Exercise
Repeat the listing that follows, character for character, minus the pictures.

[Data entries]
----

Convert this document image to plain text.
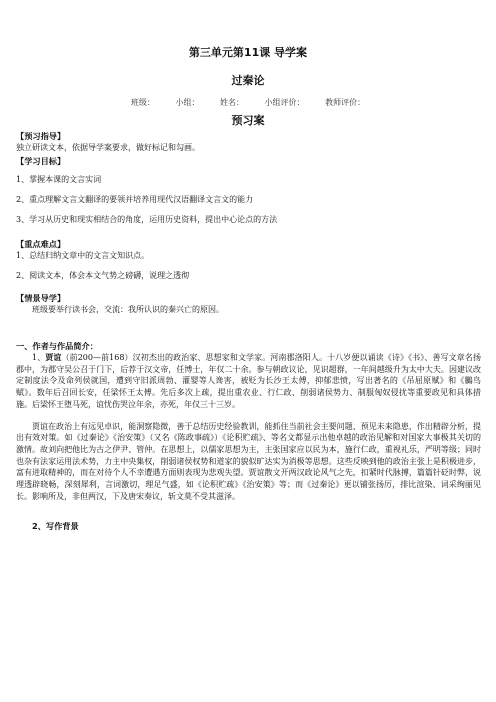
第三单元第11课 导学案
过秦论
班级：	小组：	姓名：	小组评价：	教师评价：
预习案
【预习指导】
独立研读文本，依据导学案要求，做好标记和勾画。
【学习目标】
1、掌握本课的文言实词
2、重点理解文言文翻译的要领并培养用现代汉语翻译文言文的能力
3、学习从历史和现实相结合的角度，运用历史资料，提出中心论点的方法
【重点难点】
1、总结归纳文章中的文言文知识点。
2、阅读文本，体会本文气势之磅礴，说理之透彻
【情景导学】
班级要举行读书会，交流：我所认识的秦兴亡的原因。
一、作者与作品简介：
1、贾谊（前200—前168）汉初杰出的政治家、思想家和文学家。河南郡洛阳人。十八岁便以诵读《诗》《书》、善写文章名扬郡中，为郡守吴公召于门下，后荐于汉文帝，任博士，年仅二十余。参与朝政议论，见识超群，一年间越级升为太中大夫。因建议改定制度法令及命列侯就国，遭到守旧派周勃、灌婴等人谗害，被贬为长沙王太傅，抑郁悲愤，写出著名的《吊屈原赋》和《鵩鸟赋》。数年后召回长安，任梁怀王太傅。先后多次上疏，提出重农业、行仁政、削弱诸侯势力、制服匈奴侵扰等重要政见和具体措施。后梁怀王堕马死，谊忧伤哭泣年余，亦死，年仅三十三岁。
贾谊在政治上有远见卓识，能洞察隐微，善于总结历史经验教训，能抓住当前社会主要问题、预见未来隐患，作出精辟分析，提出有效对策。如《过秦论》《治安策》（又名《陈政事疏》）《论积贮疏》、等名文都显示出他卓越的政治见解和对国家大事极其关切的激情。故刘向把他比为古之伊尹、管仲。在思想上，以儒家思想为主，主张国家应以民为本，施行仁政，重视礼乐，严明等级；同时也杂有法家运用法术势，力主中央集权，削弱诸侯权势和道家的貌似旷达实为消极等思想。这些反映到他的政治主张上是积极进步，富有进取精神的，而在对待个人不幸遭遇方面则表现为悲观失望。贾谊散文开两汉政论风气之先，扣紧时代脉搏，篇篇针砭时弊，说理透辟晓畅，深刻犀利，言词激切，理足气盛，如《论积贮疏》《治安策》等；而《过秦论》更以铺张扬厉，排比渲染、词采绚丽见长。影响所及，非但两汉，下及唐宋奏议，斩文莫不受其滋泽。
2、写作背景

----

Problem solution
Convert this document image to plain text.
第三单元第11课 导学案
过秦论
班级：	小组：	姓名：	小组评价：	教师评价：
预习案
【预习指导】
独立研读文本，依据导学案要求，做好标记和勾画。
【学习目标】
1、掌握本课的文言实词
2、重点理解文言文翻译的要领并培养用现代汉语翻译文言文的能力
3、学习从历史和现实相结合的角度，运用历史资料，提出中心论点的方法
【重点难点】
1、总结归纳文章中的文言文知识点。
2、阅读文本，体会本文气势之磅礴，说理之透彻
【情景导学】
班级要举行读书会，交流：我所认识的秦兴亡的原因。
一、作者与作品简介：
1、贾谊（前200—前168）汉初杰出的政治家、思想家和文学家。河南郡洛阳人。十八岁便以诵读《诗》《书》、善写文章名扬郡中，为郡守吴公召于门下，后荐于汉文帝，任博士，年仅二十余。参与朝政议论，见识超群，一年间越级升为太中大夫。因建议改定制度法令及命列侯就国，遭到守旧派周勃、灌婴等人谗害，被贬为长沙王太傅，抑郁悲愤，写出著名的《吊屈原赋》和《鵩鸟赋》。数年后召回长安，任梁怀王太傅。先后多次上疏，提出重农业、行仁政、削弱诸侯势力、制服匈奴侵扰等重要政见和具体措施。后梁怀王堕马死，谊忧伤哭泣年余，亦死，年仅三十三岁。
贾谊在政治上有远见卓识，能洞察隐微，善于总结历史经验教训，能抓住当前社会主要问题、预见未来隐患，作出精辟分析，提出有效对策。如《过秦论》《治安策》（又名《陈政事疏》）《论积贮疏》、等名文都显示出他卓越的政治见解和对国家大事极其关切的激情。故刘向把他比为古之伊尹、管仲。在思想上，以儒家思想为主，主张国家应以民为本，施行仁政，重视礼乐，严明等级；同时也杂有法家运用法术势，力主中央集权，削弱诸侯权势和道家的貌似旷达实为消极等思想。这些反映到他的政治主张上是积极进步，富有进取精神的，而在对待个人不幸遭遇方面则表现为悲观失望。贾谊散文开两汉政论风气之先，扣紧时代脉搏，篇篇针砭时弊，说理透辟晓畅，深刻犀利，言词激切，理足气盛，如《论积贮疏》《治安策》等；而《过秦论》更以铺张扬厉，排比渲染、词采绚丽见长。影响所及，非但两汉，下及唐宋奏议，斩文莫不受其滋泽。
2、写作背景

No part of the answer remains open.